GIVEN RECORDS |
# # # #

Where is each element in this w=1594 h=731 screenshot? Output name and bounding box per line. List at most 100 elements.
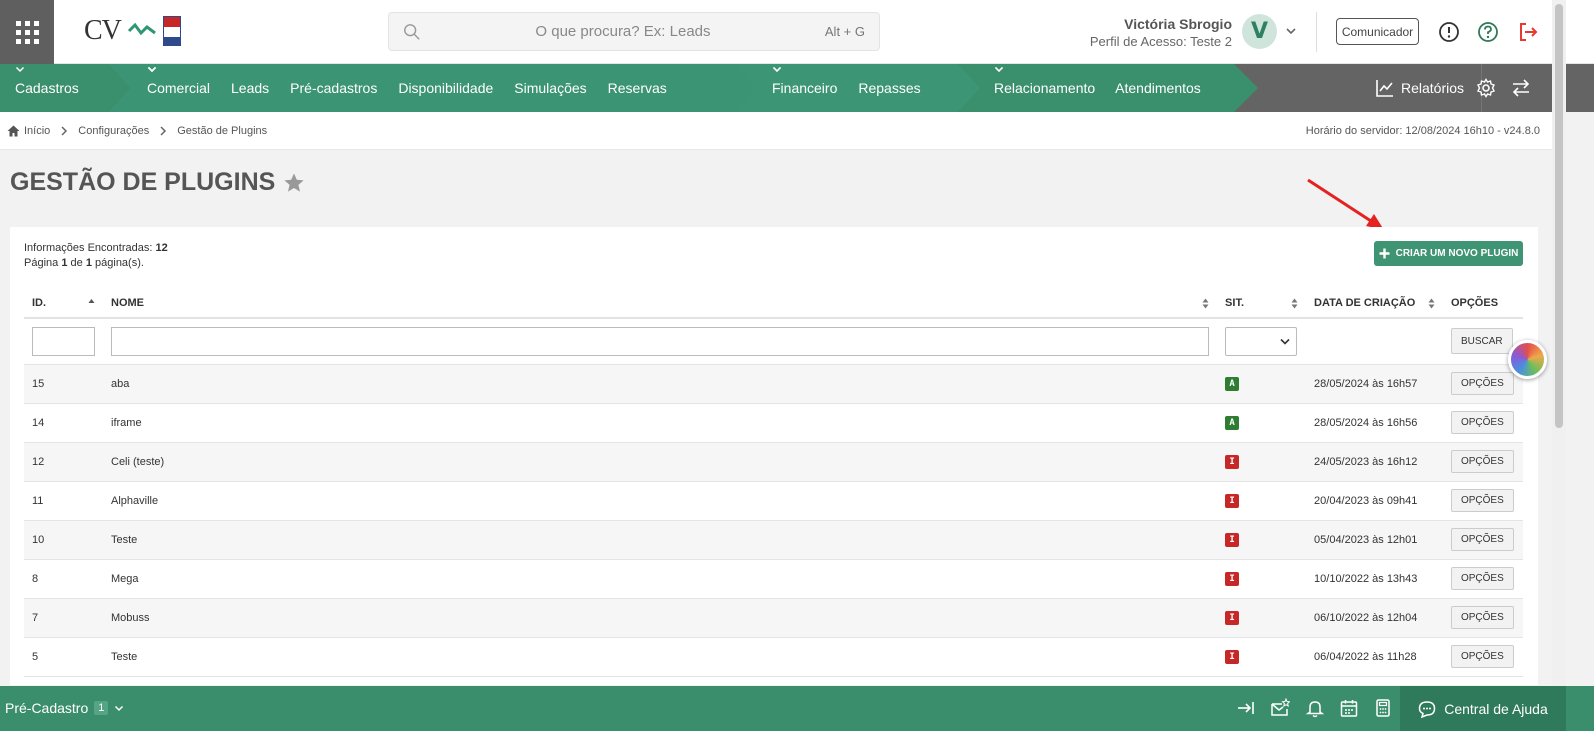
breadcrumb: Início Configurações Gestão de Plugins H… [0, 112, 1564, 150]
cell-data: 28/05/2024 às 16h57 [1306, 364, 1443, 404]
column-header-data[interactable]: DATA DE CRIAÇÃO [1306, 288, 1443, 319]
cell-data: 05/04/2023 às 12h01 [1306, 520, 1443, 560]
menu-item-relatorios[interactable]: Relatórios [1376, 79, 1464, 97]
status-badge: I [1225, 493, 1240, 508]
table-row[interactable]: 8 Mega I 10/10/2022 às 13h43 OPÇÕES [24, 559, 1523, 599]
page-title: GESTÃO DE PLUGINS [10, 168, 305, 197]
cell-data: 10/10/2022 às 13h43 [1306, 559, 1443, 599]
scrollbar-thumb[interactable] [1555, 4, 1563, 428]
cell-sit: I [1217, 520, 1307, 560]
table-row[interactable]: 10 Teste I 05/04/2023 às 12h01 OPÇÕES [24, 520, 1523, 560]
cell-id: 14 [24, 403, 103, 443]
sort-icon [1291, 298, 1298, 309]
menu-item-leads[interactable]: Leads [147, 66, 269, 96]
status-badge: A [1225, 415, 1240, 430]
search-input[interactable] [421, 23, 825, 40]
cell-sit: A [1217, 364, 1307, 404]
menu-item-relacionamento[interactable]: Relacionamento [994, 66, 1095, 96]
cell-data: 20/04/2023 às 09h41 [1306, 481, 1443, 521]
table-row[interactable]: 7 Mobuss I 06/10/2022 às 12h04 OPÇÕES [24, 598, 1523, 638]
chevron-down-icon[interactable] [1285, 25, 1297, 37]
home-icon [7, 125, 20, 136]
menu-item-pre-cadastros[interactable]: Pré-cadastros [147, 66, 377, 96]
breadcrumb-configuracoes[interactable]: Configurações [78, 125, 149, 137]
table-row[interactable]: 5 Teste I 06/04/2022 às 11h28 OPÇÕES [24, 637, 1523, 677]
cell-sit: I [1217, 442, 1307, 482]
column-header-nome[interactable]: NOME [103, 288, 1218, 319]
status-badge: I [1225, 532, 1240, 547]
precadastro-count: 1 [94, 701, 109, 715]
avatar[interactable]: V [1242, 14, 1277, 49]
cell-sit: I [1217, 637, 1307, 677]
color-picker-widget[interactable] [1508, 340, 1547, 379]
cell-data: 28/05/2024 às 16h56 [1306, 403, 1443, 443]
calculator-icon[interactable] [1373, 698, 1393, 718]
results-info: Informações Encontradas: 12 Página 1 de … [24, 242, 168, 269]
collapse-right-icon[interactable] [1236, 698, 1256, 718]
row-options-button[interactable]: OPÇÕES [1450, 372, 1514, 395]
cell-id: 12 [24, 442, 103, 482]
cell-data: 06/04/2022 às 11h28 [1306, 637, 1443, 677]
precadastro-toggle[interactable]: Pré-Cadastro 1 [5, 700, 124, 716]
help-icon[interactable] [1477, 21, 1499, 43]
search-button[interactable]: BUSCAR [1450, 328, 1513, 355]
table-row[interactable]: 11 Alphaville I 20/04/2023 às 09h41 OPÇÕES [24, 481, 1523, 521]
logout-icon[interactable] [1517, 21, 1539, 43]
row-options-button[interactable]: OPÇÕES [1450, 567, 1514, 590]
row-options-button[interactable]: OPÇÕES [1450, 606, 1514, 629]
menu-item-atendimentos[interactable]: Atendimentos [994, 66, 1201, 96]
global-search[interactable]: Alt + G [388, 12, 880, 51]
gear-icon[interactable] [1476, 78, 1496, 98]
status-badge: I [1225, 454, 1240, 469]
breadcrumb-home[interactable]: Início [7, 125, 50, 137]
cell-opcoes: OPÇÕES [1442, 442, 1523, 482]
create-plugin-button[interactable]: CRIAR UM NOVO PLUGIN [1374, 241, 1523, 266]
plugins-panel: Informações Encontradas: 12 Página 1 de … [10, 227, 1538, 685]
page-scrollbar[interactable] [1552, 0, 1566, 686]
table-row[interactable]: 12 Celi (teste) I 24/05/2023 às 16h12 OPÇÕES [24, 442, 1523, 482]
column-header-sit[interactable]: SIT. [1217, 288, 1307, 319]
menu-item-simulacoes[interactable]: Simulações [147, 66, 587, 96]
company-logo[interactable]: CV [84, 16, 181, 46]
row-options-button[interactable]: OPÇÕES [1450, 528, 1514, 551]
filter-nome-input[interactable] [111, 326, 1210, 356]
user-name: Victória Sbrogio [1124, 16, 1232, 32]
menu-item-repasses[interactable]: Repasses [772, 66, 921, 96]
help-center-button[interactable]: Central de Ajuda [1400, 686, 1566, 731]
comunicador-button[interactable]: Comunicador [1336, 18, 1419, 45]
table-row[interactable]: 15 aba A 28/05/2024 às 16h57 OPÇÕES [24, 364, 1523, 404]
cell-opcoes: OPÇÕES [1442, 559, 1523, 599]
cell-opcoes: OPÇÕES [1442, 403, 1523, 443]
user-info[interactable]: Victória Sbrogio Perfil de Acesso: Teste… [1090, 16, 1232, 49]
swap-arrows-icon[interactable] [1511, 78, 1531, 98]
chevron-down-icon [994, 66, 1004, 73]
cell-opcoes: OPÇÕES [1442, 598, 1523, 638]
menu-group-relacionamento: Relacionamento Atendimentos [958, 64, 1260, 112]
menu-item-financeiro[interactable]: Financeiro [772, 66, 837, 96]
row-options-button[interactable]: OPÇÕES [1450, 450, 1514, 473]
mail-star-icon[interactable] [1270, 698, 1290, 718]
bell-icon[interactable] [1305, 698, 1325, 718]
menu-group-comercial: Comercial Leads Pré-cadastros Disponibil… [108, 64, 760, 112]
menu-item-cadastros[interactable]: Cadastros [15, 66, 79, 96]
column-header-id[interactable]: ID. [24, 288, 103, 319]
row-options-button[interactable]: OPÇÕES [1450, 645, 1514, 668]
header-divider [1316, 12, 1317, 52]
calendar-icon[interactable] [1339, 698, 1359, 718]
star-icon[interactable] [283, 172, 305, 194]
filter-row: BUSCAR [24, 318, 1523, 365]
chart-line-icon [1376, 80, 1393, 97]
grid-icon [15, 20, 39, 44]
status-badge: A [1225, 376, 1240, 391]
filter-sit-select[interactable] [1225, 326, 1298, 356]
menu-item-disponibilidade[interactable]: Disponibilidade [147, 66, 493, 96]
cell-sit: I [1217, 559, 1307, 599]
row-options-button[interactable]: OPÇÕES [1450, 489, 1514, 512]
row-options-button[interactable]: OPÇÕES [1450, 411, 1514, 434]
info-icon[interactable] [1438, 21, 1460, 43]
table-row[interactable]: 14 iframe A 28/05/2024 às 16h56 OPÇÕES [24, 403, 1523, 443]
apps-menu-button[interactable] [0, 0, 54, 64]
menu-item-comercial[interactable]: Comercial [147, 66, 210, 96]
menu-item-reservas[interactable]: Reservas [147, 66, 667, 96]
filter-id-input[interactable] [32, 326, 95, 356]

# # # #

AIM |
Quote the listing above word for word, leaving out the pictures.

THE SOLUTION |
Where is each element in this w=1594 h=731 screenshot? Output name and bounding box per line. List at most 100 elements.
breadcrumb: Início Configurações Gestão de Plugins H… [0, 112, 1564, 150]
cell-data: 28/05/2024 às 16h57 [1306, 364, 1443, 404]
column-header-data[interactable]: DATA DE CRIAÇÃO [1306, 288, 1443, 319]
cell-data: 05/04/2023 às 12h01 [1306, 520, 1443, 560]
menu-item-relatorios[interactable]: Relatórios [1376, 79, 1464, 97]
status-badge: I [1225, 493, 1240, 508]
table-row[interactable]: 8 Mega I 10/10/2022 às 13h43 OPÇÕES [24, 559, 1523, 599]
page-title: GESTÃO DE PLUGINS [10, 168, 305, 197]
cell-data: 10/10/2022 às 13h43 [1306, 559, 1443, 599]
scrollbar-thumb[interactable] [1555, 4, 1563, 428]
cell-sit: I [1217, 520, 1307, 560]
table-row[interactable]: 10 Teste I 05/04/2023 às 12h01 OPÇÕES [24, 520, 1523, 560]
cell-id: 14 [24, 403, 103, 443]
sort-icon [1291, 298, 1298, 309]
menu-item-leads[interactable]: Leads [147, 66, 269, 96]
status-badge: A [1225, 415, 1240, 430]
search-input[interactable] [421, 23, 825, 40]
cell-sit: A [1217, 364, 1307, 404]
menu-item-relacionamento[interactable]: Relacionamento [994, 66, 1095, 96]
cell-data: 20/04/2023 às 09h41 [1306, 481, 1443, 521]
table-row[interactable]: 7 Mobuss I 06/10/2022 às 12h04 OPÇÕES [24, 598, 1523, 638]
chevron-down-icon[interactable] [1285, 25, 1297, 37]
home-icon [7, 125, 20, 136]
menu-item-pre-cadastros[interactable]: Pré-cadastros [147, 66, 377, 96]
breadcrumb-configuracoes[interactable]: Configurações [78, 125, 149, 137]
table-row[interactable]: 5 Teste I 06/04/2022 às 11h28 OPÇÕES [24, 637, 1523, 677]
cell-sit: I [1217, 442, 1307, 482]
column-header-nome[interactable]: NOME [103, 288, 1218, 319]
status-badge: I [1225, 532, 1240, 547]
precadastro-count: 1 [94, 701, 109, 715]
avatar[interactable]: V [1242, 14, 1277, 49]
cell-sit: I [1217, 637, 1307, 677]
color-picker-widget[interactable] [1508, 340, 1547, 379]
cell-data: 28/05/2024 às 16h56 [1306, 403, 1443, 443]
calculator-icon[interactable] [1373, 698, 1393, 718]
results-info: Informações Encontradas: 12 Página 1 de … [24, 242, 168, 269]
collapse-right-icon[interactable] [1236, 698, 1256, 718]
row-options-button[interactable]: OPÇÕES [1450, 372, 1514, 395]
cell-id: 12 [24, 442, 103, 482]
cell-data: 06/04/2022 às 11h28 [1306, 637, 1443, 677]
precadastro-toggle[interactable]: Pré-Cadastro 1 [5, 700, 124, 716]
help-icon[interactable] [1477, 21, 1499, 43]
search-button[interactable]: BUSCAR [1450, 328, 1513, 355]
table-row[interactable]: 11 Alphaville I 20/04/2023 às 09h41 OPÇÕES [24, 481, 1523, 521]
logout-icon[interactable] [1517, 21, 1539, 43]
row-options-button[interactable]: OPÇÕES [1450, 567, 1514, 590]
row-options-button[interactable]: OPÇÕES [1450, 606, 1514, 629]
menu-item-atendimentos[interactable]: Atendimentos [994, 66, 1201, 96]
global-search[interactable]: Alt + G [388, 12, 880, 51]
gear-icon[interactable] [1476, 78, 1496, 98]
status-badge: I [1225, 454, 1240, 469]
breadcrumb-home[interactable]: Início [7, 125, 50, 137]
cell-opcoes: OPÇÕES [1442, 442, 1523, 482]
create-plugin-button[interactable]: CRIAR UM NOVO PLUGIN [1374, 241, 1523, 266]
plugins-panel: Informações Encontradas: 12 Página 1 de … [10, 227, 1538, 685]
page-scrollbar[interactable] [1552, 0, 1566, 686]
table-row[interactable]: 12 Celi (teste) I 24/05/2023 às 16h12 OPÇÕES [24, 442, 1523, 482]
column-header-sit[interactable]: SIT. [1217, 288, 1307, 319]
menu-item-simulacoes[interactable]: Simulações [147, 66, 587, 96]
company-logo[interactable]: CV [84, 16, 181, 46]
row-options-button[interactable]: OPÇÕES [1450, 528, 1514, 551]
filter-nome-input[interactable] [111, 326, 1210, 356]
user-name: Victória Sbrogio [1124, 16, 1232, 32]
menu-item-repasses[interactable]: Repasses [772, 66, 921, 96]
help-center-button[interactable]: Central de Ajuda [1400, 686, 1566, 731]
comunicador-button[interactable]: Comunicador [1336, 18, 1419, 45]
table-row[interactable]: 15 aba A 28/05/2024 às 16h57 OPÇÕES [24, 364, 1523, 404]
cell-opcoes: OPÇÕES [1442, 559, 1523, 599]
cell-opcoes: OPÇÕES [1442, 403, 1523, 443]
user-info[interactable]: Victória Sbrogio Perfil de Acesso: Teste… [1090, 16, 1232, 49]
swap-arrows-icon[interactable] [1511, 78, 1531, 98]
chevron-down-icon [994, 66, 1004, 73]
cell-opcoes: OPÇÕES [1442, 598, 1523, 638]
menu-group-relacionamento: Relacionamento Atendimentos [958, 64, 1260, 112]
menu-item-financeiro[interactable]: Financeiro [772, 66, 837, 96]
row-options-button[interactable]: OPÇÕES [1450, 450, 1514, 473]
mail-star-icon[interactable] [1270, 698, 1290, 718]
bell-icon[interactable] [1305, 698, 1325, 718]
menu-group-comercial: Comercial Leads Pré-cadastros Disponibil… [108, 64, 760, 112]
menu-item-cadastros[interactable]: Cadastros [15, 66, 79, 96]
column-header-id[interactable]: ID. [24, 288, 103, 319]
row-options-button[interactable]: OPÇÕES [1450, 645, 1514, 668]
header-divider [1316, 12, 1317, 52]
calendar-icon[interactable] [1339, 698, 1359, 718]
star-icon[interactable] [283, 172, 305, 194]
filter-row: BUSCAR [24, 318, 1523, 365]
chart-line-icon [1376, 80, 1393, 97]
grid-icon [15, 20, 39, 44]
status-badge: A [1225, 376, 1240, 391]
filter-sit-select[interactable] [1225, 326, 1298, 356]
menu-item-disponibilidade[interactable]: Disponibilidade [147, 66, 493, 96]
cell-sit: I [1217, 559, 1307, 599]
row-options-button[interactable]: OPÇÕES [1450, 489, 1514, 512]
row-options-button[interactable]: OPÇÕES [1450, 411, 1514, 434]
info-icon[interactable] [1438, 21, 1460, 43]
table-row[interactable]: 14 iframe A 28/05/2024 às 16h56 OPÇÕES [24, 403, 1523, 443]
apps-menu-button[interactable] [0, 0, 54, 64]
menu-item-comercial[interactable]: Comercial [147, 66, 210, 96]
menu-item-reservas[interactable]: Reservas [147, 66, 667, 96]
filter-id-input[interactable] [32, 326, 95, 356]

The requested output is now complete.